───── Records for the exercise

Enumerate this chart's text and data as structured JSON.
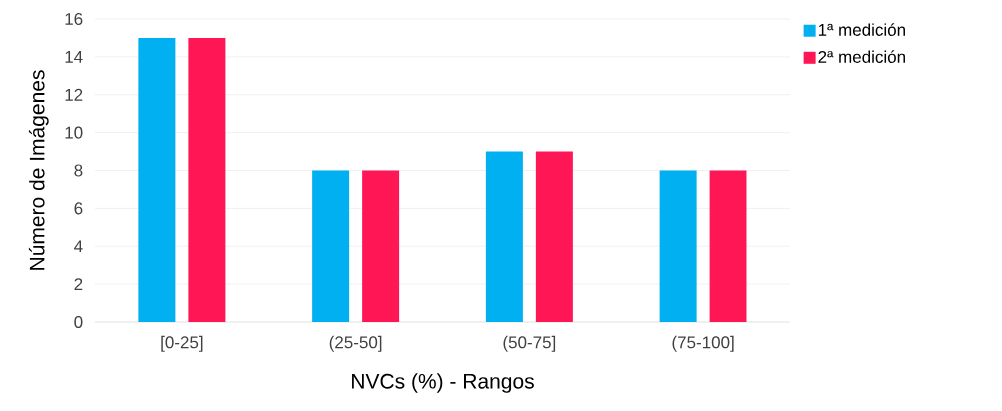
{
  "chart_data": {
    "type": "bar",
    "xlabel": "NVCs (%) - Rangos",
    "ylabel": "Número de Imágenes",
    "categories": [
      "[0-25]",
      "(25-50]",
      "(50-75]",
      "(75-100]"
    ],
    "series": [
      {
        "name": "1ª medición",
        "color": "#00b0f0",
        "values": [
          15,
          8,
          9,
          8
        ]
      },
      {
        "name": "2ª medición",
        "color": "#ff1654",
        "values": [
          15,
          8,
          9,
          8
        ]
      }
    ],
    "ylim": [
      0,
      16
    ],
    "yticks": [
      0,
      2,
      4,
      6,
      8,
      10,
      12,
      14,
      16
    ],
    "grid": "y",
    "legend": "top right"
  }
}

──────────

The answer is the whole listing retyped exactly, with pictures omitted.

■ Output of the exercise ■
Enumerate this chart's text and data as structured JSON.
{
  "chart_data": {
    "type": "bar",
    "xlabel": "NVCs (%) - Rangos",
    "ylabel": "Número de Imágenes",
    "categories": [
      "[0-25]",
      "(25-50]",
      "(50-75]",
      "(75-100]"
    ],
    "series": [
      {
        "name": "1ª medición",
        "color": "#00b0f0",
        "values": [
          15,
          8,
          9,
          8
        ]
      },
      {
        "name": "2ª medición",
        "color": "#ff1654",
        "values": [
          15,
          8,
          9,
          8
        ]
      }
    ],
    "ylim": [
      0,
      16
    ],
    "yticks": [
      0,
      2,
      4,
      6,
      8,
      10,
      12,
      14,
      16
    ],
    "grid": "y",
    "legend": "top right"
  }
}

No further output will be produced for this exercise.